- [Work to complete]
[a] Answer these questions using the JSON escapes thread:
(i) Where did the issue's author come across these \u escapes?
(ii) Which parser did the author find that handles them?
(iii) According to the last reply, what does the standard specify?
[b] Transcribe the JSON escapes thread word for word between "hinrik · 2018-07-22T17:21:40Z" and "surrogate pairs: https://tools.ietf.org/html/rfc7159#section-7.", inclusive.

[Start Source document]

JSON: Handle non-standard UTF-8 string escapes #6429

hinrik · 2018-07-22T16:32:52Z

I came across \u escapes like this in Facebook's JSON-exported user
data. Here's another example of these in the wild:

http://seclists.org/wireshark/2018/Jul/36

This issue is present in the standard Ruby/Python/Go/PHP parsers too.
The only parser I found that handles it is Perl's JSON module:

https://github.com/makamaka/JSON/blob/master/lib/JSON/backportPP.pm#L811

I came across `\u` escapes like this in Facebook's JSON-exported user data. Here's another example of these in the wild: http://seclists.org/wireshark/2018/Jul/36 This issue is present in the standard Ruby/Python/Go/PHP parsers too. The only parser I found that handles it is Perl's JSON module: https://github.com/makamaka/JSON/blob/master/lib/JSON/backportPP.pm#L811

asterite · 2018-07-22T17:08:31Z

Maybe if the issue is present in so many languages, and it's a non-standard thing, it's not an issue? Where in the spec of JSON is this?

hinrik · 2018-07-22T17:21:40Z

Where in the spec of JSON is this?

The standard only specifies UTF-16 surrogate pairs: https://tools.ietf.org/html/rfc7159#section-7.

[End Source document]
[Start Data]

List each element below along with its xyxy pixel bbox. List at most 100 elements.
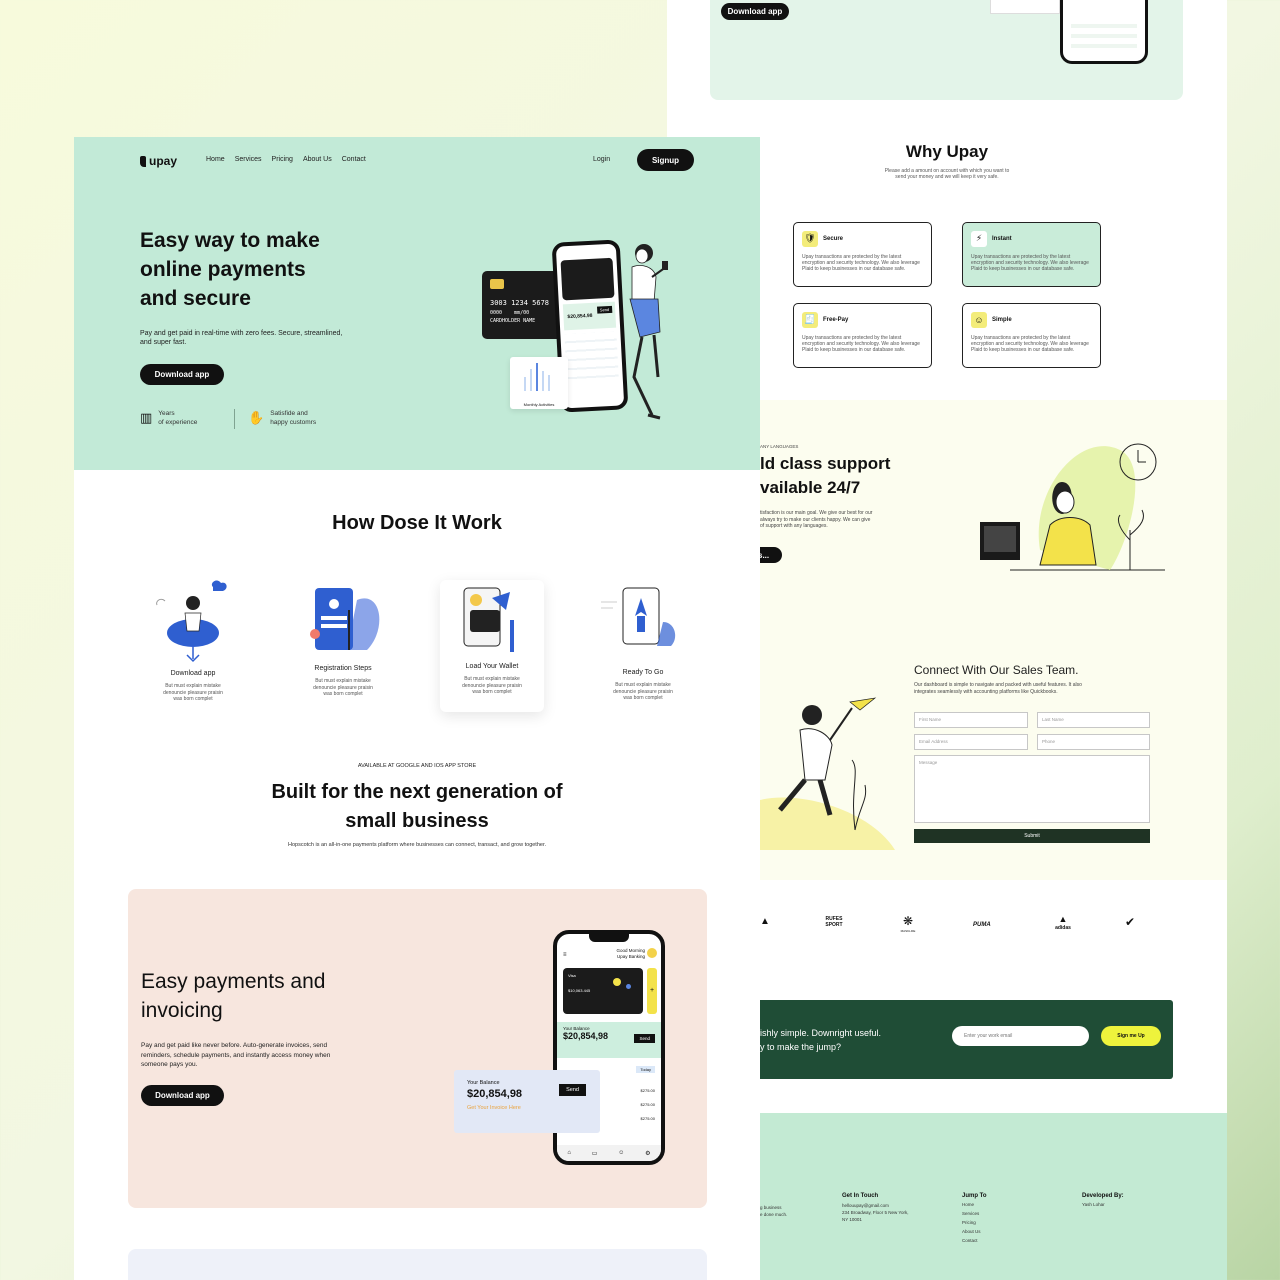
phone-tab-bar: ⌂ ▭ ☺ ⚙	[557, 1145, 661, 1161]
footer-link-pricing[interactable]: Pricing	[962, 1218, 987, 1227]
newsletter-line1: ishly simple. Downright useful.	[760, 1028, 882, 1038]
add-card-button[interactable]: +	[647, 968, 657, 1014]
dashboard-preview	[990, 0, 1060, 14]
txn-amount: $275.00	[640, 1102, 655, 1107]
settings-icon[interactable]: ⚙	[645, 1150, 650, 1157]
feature-card-free-pay: 🧾 Free-Pay Upay transactions are protecte…	[793, 303, 932, 368]
phone-card: Visa $10,063.445	[563, 968, 643, 1014]
nav-contact[interactable]: Contact	[342, 156, 366, 163]
how-it-works-title: How Dose It Work	[332, 512, 502, 534]
monthly-activity-chart	[524, 363, 550, 391]
download-app-button-hero[interactable]: Download app	[140, 364, 224, 385]
footer-about: g business e done much.	[760, 1204, 787, 1218]
why-upay-title: Why Upay	[905, 142, 989, 161]
monthly-activity-card: Monthly Activities	[510, 357, 568, 409]
stat-years: ▥ Years of experience	[140, 409, 197, 427]
nav-pricing[interactable]: Pricing	[272, 156, 293, 163]
step-desc-line3: was born complet	[623, 695, 663, 701]
phone-bank: Upay Banking	[616, 954, 645, 959]
phone-input[interactable]: Phone	[1037, 734, 1150, 750]
built-desc: Hopscotch is an all-in-one payments plat…	[287, 842, 547, 848]
work-email-input[interactable]: Enter your work email	[952, 1026, 1089, 1046]
feature-card-simple: ☺ Simple Upay transactions are protected …	[962, 303, 1101, 368]
built-title-line1: Built for the next generation of	[271, 781, 563, 803]
txn-amount: $275.00	[640, 1116, 655, 1121]
footer-jump-title: Jump To	[962, 1193, 987, 1199]
hero-title: Easy way to make online payments and sec…	[140, 226, 320, 313]
menu-icon[interactable]: ≡	[563, 952, 567, 958]
email-address-input[interactable]: Email Address	[914, 734, 1028, 750]
next-section-card	[128, 1249, 707, 1280]
invoice-section: Easy payments and invoicing Pay and get …	[128, 889, 707, 1208]
support-agent-illustration	[980, 443, 1165, 571]
card-icon[interactable]: ▭	[592, 1150, 598, 1157]
feature-title: Free-Pay	[823, 316, 849, 323]
home-icon[interactable]: ⌂	[567, 1150, 571, 1156]
card-expiry: mm/00	[514, 310, 530, 316]
download-app-button-invoice[interactable]: Download app	[141, 1085, 224, 1106]
nav-about-us[interactable]: About Us	[303, 156, 332, 163]
contact-desc-line1: Our dashboard is simple to navigate and …	[914, 682, 1082, 688]
why-upay-subtitle: Please add a amount on account with whic…	[760, 168, 1134, 180]
card-chip-icon	[490, 279, 504, 289]
contact-desc-line2: integrates seamlessly with accounting pl…	[914, 689, 1058, 695]
hero-title-line2: online payments	[140, 258, 306, 281]
step-title: Load Your Wallet	[465, 663, 519, 670]
invoice-title: Easy payments and invoicing	[141, 967, 325, 1025]
logo[interactable]: upay	[140, 154, 177, 168]
footer-about-line1: g business	[760, 1205, 782, 1210]
support-section: ANY LANGUAGES ld class support vailable …	[754, 400, 1227, 880]
phone-balance-panel: $20,854.98 Send	[562, 301, 617, 331]
signup-button[interactable]: Signup	[637, 149, 694, 171]
brand-logo-masklife-icon: ❋	[902, 914, 914, 928]
support-desc: tisfaction is our main goal. We give our…	[760, 510, 872, 530]
hero-title-line3: and secure	[140, 287, 251, 310]
footer-link-contact[interactable]: Contact	[962, 1236, 987, 1245]
message-textarea[interactable]: Message	[914, 755, 1150, 823]
footer-link-about-us[interactable]: About Us	[962, 1227, 987, 1236]
feature-card-instant: ⚡ Instant Upay transactions are protected…	[962, 222, 1101, 287]
footer-link-services[interactable]: Services	[962, 1209, 987, 1218]
submit-button[interactable]: Submit	[914, 829, 1150, 843]
woman-with-phone-illustration	[629, 244, 668, 420]
built-title-line2: small business	[345, 810, 489, 832]
support-desc-line1: tisfaction is our main goal. We give our…	[760, 510, 873, 516]
get-invoice-link[interactable]: Get Your Invoice Here	[467, 1105, 587, 1111]
phone-card	[560, 257, 615, 301]
hero-section: upay Home Services Pricing About Us Cont…	[74, 137, 760, 470]
popup-send-button[interactable]: Send	[559, 1084, 586, 1096]
step-desc-line3: was born complet	[173, 696, 213, 702]
support-title: ld class support vailable 24/7	[760, 452, 890, 500]
brand-logo-adidas-icon: ▲	[1058, 914, 1068, 924]
footer-link-home[interactable]: Home	[962, 1200, 987, 1209]
card-holder: CARDHOLDER NAME	[490, 318, 536, 324]
newsletter-banner: ishly simple. Downright useful. y to mak…	[760, 1000, 1173, 1079]
phone-send-button[interactable]: Send	[634, 1034, 655, 1043]
support-title-line1: ld class support	[760, 454, 891, 473]
last-name-input[interactable]: Last Name	[1037, 712, 1150, 728]
feature-desc: Upay transactions are protected by the l…	[971, 254, 1089, 272]
nav-services[interactable]: Services	[235, 156, 262, 163]
brand-logo-puma: PUMA	[973, 922, 991, 928]
download-app-button-top[interactable]: Download app	[721, 3, 789, 20]
login-link[interactable]: Login	[593, 156, 610, 163]
invoice-title-line1: Easy payments and	[141, 970, 326, 993]
hero-title-line1: Easy way to make	[140, 229, 320, 252]
support-eyebrow: ANY LANGUAGES	[760, 444, 799, 449]
nav-home[interactable]: Home	[206, 156, 225, 163]
step-desc-line3: was born complet	[323, 691, 363, 697]
bar-chart-icon: ▥	[140, 410, 153, 425]
footer: g business e done much. Get In Touch hel…	[760, 1113, 1227, 1280]
first-name-input[interactable]: First Name	[914, 712, 1028, 728]
invoice-title-line2: invoicing	[141, 999, 223, 1022]
user-icon[interactable]: ☺	[618, 1150, 624, 1156]
sign-me-up-button[interactable]: Sign me Up	[1101, 1026, 1161, 1046]
newsletter-line2: y to make the jump?	[760, 1042, 842, 1052]
step-title: Ready To Go	[622, 669, 664, 676]
card-sub1: 0000	[490, 310, 503, 316]
step-load-wallet: Load Your Wallet But must explain mistak…	[440, 580, 544, 712]
phone-send-button: Send	[596, 305, 613, 314]
brand-logo-nike: ✔	[1125, 915, 1136, 929]
footer-email-link[interactable]: hellouupay@gmail.com	[842, 1202, 908, 1209]
phone-transactions	[564, 331, 619, 385]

[End Data]

- [Solved problems]
[a]
(i) In Facebook's JSON-exported user data.
(ii) Perl's JSON module.
(iii) Only UTF-16 surrogate pairs.

[b]
hinrik · 2018-07-22T17:21:40Z

Where in the spec of JSON is this?

The standard only specifies UTF-16 surrogate pairs: https://tools.ietf.org/html/rfc7159#section-7.